_DIRECTIONS_
In the material below, list every line carrying the string "навыков".

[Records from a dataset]
════════════════════

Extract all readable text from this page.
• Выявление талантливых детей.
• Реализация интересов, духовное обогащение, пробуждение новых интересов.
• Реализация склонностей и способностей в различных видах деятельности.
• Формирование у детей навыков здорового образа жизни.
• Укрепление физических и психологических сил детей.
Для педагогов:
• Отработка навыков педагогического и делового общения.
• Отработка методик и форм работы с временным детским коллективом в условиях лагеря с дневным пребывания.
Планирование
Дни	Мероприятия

════════════════════

_FINISHED EXERCISE_
• Формирование у детей навыков здорового образа жизни.
• Отработка навыков педагогического и делового общения.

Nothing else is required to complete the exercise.